# [EXERCISE DESCRIPTION]
Transcribe every record beneath, precisely as written.
▼▼▼
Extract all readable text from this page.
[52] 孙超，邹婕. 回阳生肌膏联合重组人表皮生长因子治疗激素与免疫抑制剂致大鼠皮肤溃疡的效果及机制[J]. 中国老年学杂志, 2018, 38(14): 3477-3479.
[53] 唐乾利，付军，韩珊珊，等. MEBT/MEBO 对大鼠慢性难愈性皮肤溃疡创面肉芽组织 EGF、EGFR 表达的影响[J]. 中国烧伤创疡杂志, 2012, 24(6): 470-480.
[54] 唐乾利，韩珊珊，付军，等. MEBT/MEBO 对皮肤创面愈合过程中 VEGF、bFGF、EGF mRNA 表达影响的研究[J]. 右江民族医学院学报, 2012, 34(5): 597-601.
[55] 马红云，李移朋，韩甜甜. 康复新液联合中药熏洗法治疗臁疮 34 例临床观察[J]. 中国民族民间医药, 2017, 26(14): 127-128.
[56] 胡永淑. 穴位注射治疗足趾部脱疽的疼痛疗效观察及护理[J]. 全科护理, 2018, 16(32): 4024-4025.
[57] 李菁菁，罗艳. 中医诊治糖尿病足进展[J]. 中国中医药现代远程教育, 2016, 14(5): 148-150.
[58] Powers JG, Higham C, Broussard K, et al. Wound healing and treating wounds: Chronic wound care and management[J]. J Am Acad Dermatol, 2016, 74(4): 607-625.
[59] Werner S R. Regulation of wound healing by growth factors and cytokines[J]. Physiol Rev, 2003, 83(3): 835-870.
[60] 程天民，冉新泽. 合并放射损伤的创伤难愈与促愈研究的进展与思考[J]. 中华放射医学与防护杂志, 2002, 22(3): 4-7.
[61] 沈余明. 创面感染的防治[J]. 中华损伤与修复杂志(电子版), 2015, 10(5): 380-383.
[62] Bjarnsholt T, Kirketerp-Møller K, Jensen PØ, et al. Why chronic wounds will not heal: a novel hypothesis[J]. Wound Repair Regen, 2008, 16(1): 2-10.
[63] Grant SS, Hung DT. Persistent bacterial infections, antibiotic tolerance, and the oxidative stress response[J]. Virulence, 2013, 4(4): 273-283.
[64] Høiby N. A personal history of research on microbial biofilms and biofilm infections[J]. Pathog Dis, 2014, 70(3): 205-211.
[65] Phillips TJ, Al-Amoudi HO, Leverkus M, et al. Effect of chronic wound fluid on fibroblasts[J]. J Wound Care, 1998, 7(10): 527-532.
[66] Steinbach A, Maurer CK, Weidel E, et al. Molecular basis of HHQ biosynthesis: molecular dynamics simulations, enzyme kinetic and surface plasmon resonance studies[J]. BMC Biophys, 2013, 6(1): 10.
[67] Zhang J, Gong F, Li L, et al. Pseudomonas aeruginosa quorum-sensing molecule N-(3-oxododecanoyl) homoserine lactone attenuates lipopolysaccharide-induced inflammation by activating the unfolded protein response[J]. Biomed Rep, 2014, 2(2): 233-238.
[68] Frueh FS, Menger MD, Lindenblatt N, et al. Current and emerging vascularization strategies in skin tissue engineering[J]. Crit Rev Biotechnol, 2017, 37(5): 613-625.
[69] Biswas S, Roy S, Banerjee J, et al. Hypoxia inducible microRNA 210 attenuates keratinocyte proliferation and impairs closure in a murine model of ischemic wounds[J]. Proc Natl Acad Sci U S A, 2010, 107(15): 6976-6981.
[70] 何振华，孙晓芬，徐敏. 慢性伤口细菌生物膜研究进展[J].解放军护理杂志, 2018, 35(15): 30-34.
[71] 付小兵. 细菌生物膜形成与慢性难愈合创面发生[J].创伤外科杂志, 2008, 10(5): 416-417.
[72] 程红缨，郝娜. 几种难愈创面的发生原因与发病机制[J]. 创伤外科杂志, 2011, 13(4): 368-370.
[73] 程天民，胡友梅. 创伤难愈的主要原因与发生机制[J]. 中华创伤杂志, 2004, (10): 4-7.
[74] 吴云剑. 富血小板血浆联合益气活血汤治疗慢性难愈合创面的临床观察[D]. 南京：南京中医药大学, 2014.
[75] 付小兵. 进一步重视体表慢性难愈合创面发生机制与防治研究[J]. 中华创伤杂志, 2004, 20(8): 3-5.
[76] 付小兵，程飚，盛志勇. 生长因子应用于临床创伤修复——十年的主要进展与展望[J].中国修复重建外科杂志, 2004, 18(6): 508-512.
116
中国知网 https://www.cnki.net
▲▲▲
# [ANSWER TO THIS TASK]
Extract all readable text from this page.
[52] 孙超，邹婕. 回阳生肌膏联合重组人表皮生长因子治疗激素与免疫抑制剂致大鼠皮肤溃疡的效果及机制[J]. 中国老年学杂志, 2018, 38(14): 3477-3479.
[53] 唐乾利，付军，韩珊珊，等. MEBT/MEBO 对大鼠慢性难愈性皮肤溃疡创面肉芽组织 EGF、EGFR 表达的影响[J]. 中国烧伤创疡杂志, 2012, 24(6): 470-480.
[54] 唐乾利，韩珊珊，付军，等. MEBT/MEBO 对皮肤创面愈合过程中 VEGF、bFGF、EGF mRNA 表达影响的研究[J]. 右江民族医学院学报, 2012, 34(5): 597-601.
[55] 马红云，李移朋，韩甜甜. 康复新液联合中药熏洗法治疗臁疮 34 例临床观察[J]. 中国民族民间医药, 2017, 26(14): 127-128.
[56] 胡永淑. 穴位注射治疗足趾部脱疽的疼痛疗效观察及护理[J]. 全科护理, 2018, 16(32): 4024-4025.
[57] 李菁菁，罗艳. 中医诊治糖尿病足进展[J]. 中国中医药现代远程教育, 2016, 14(5): 148-150.
[58] Powers JG, Higham C, Broussard K, et al. Wound healing and treating wounds: Chronic wound care and management[J]. J Am Acad Dermatol, 2016, 74(4): 607-625.
[59] Werner S R. Regulation of wound healing by growth factors and cytokines[J]. Physiol Rev, 2003, 83(3): 835-870.
[60] 程天民，冉新泽. 合并放射损伤的创伤难愈与促愈研究的进展与思考[J]. 中华放射医学与防护杂志, 2002, 22(3): 4-7.
[61] 沈余明. 创面感染的防治[J]. 中华损伤与修复杂志(电子版), 2015, 10(5): 380-383.
[62] Bjarnsholt T, Kirketerp-Møller K, Jensen PØ, et al. Why chronic wounds will not heal: a novel hypothesis[J]. Wound Repair Regen, 2008, 16(1): 2-10.
[63] Grant SS, Hung DT. Persistent bacterial infections, antibiotic tolerance, and the oxidative stress response[J]. Virulence, 2013, 4(4): 273-283.
[64] Høiby N. A personal history of research on microbial biofilms and biofilm infections[J]. Pathog Dis, 2014, 70(3): 205-211.
[65] Phillips TJ, Al-Amoudi HO, Leverkus M, et al. Effect of chronic wound fluid on fibroblasts[J]. J Wound Care, 1998, 7(10): 527-532.
[66] Steinbach A, Maurer CK, Weidel E, et al. Molecular basis of HHQ biosynthesis: molecular dynamics simulations, enzyme kinetic and surface plasmon resonance studies[J]. BMC Biophys, 2013, 6(1): 10.
[67] Zhang J, Gong F, Li L, et al. Pseudomonas aeruginosa quorum-sensing molecule N-(3-oxododecanoyl) homoserine lactone attenuates lipopolysaccharide-induced inflammation by activating the unfolded protein response[J]. Biomed Rep, 2014, 2(2): 233-238.
[68] Frueh FS, Menger MD, Lindenblatt N, et al. Current and emerging vascularization strategies in skin tissue engineering[J]. Crit Rev Biotechnol, 2017, 37(5): 613-625.
[69] Biswas S, Roy S, Banerjee J, et al. Hypoxia inducible microRNA 210 attenuates keratinocyte proliferation and impairs closure in a murine model of ischemic wounds[J]. Proc Natl Acad Sci U S A, 2010, 107(15): 6976-6981.
[70] 何振华，孙晓芬，徐敏. 慢性伤口细菌生物膜研究进展[J].解放军护理杂志, 2018, 35(15): 30-34.
[71] 付小兵. 细菌生物膜形成与慢性难愈合创面发生[J].创伤外科杂志, 2008, 10(5): 416-417.
[72] 程红缨，郝娜. 几种难愈创面的发生原因与发病机制[J]. 创伤外科杂志, 2011, 13(4): 368-370.
[73] 程天民，胡友梅. 创伤难愈的主要原因与发生机制[J]. 中华创伤杂志, 2004, (10): 4-7.
[74] 吴云剑. 富血小板血浆联合益气活血汤治疗慢性难愈合创面的临床观察[D]. 南京：南京中医药大学, 2014.
[75] 付小兵. 进一步重视体表慢性难愈合创面发生机制与防治研究[J]. 中华创伤杂志, 2004, 20(8): 3-5.
[76] 付小兵，程飚，盛志勇. 生长因子应用于临床创伤修复——十年的主要进展与展望[J].中国修复重建外科杂志, 2004, 18(6): 508-512.
116
中国知网 https://www.cnki.net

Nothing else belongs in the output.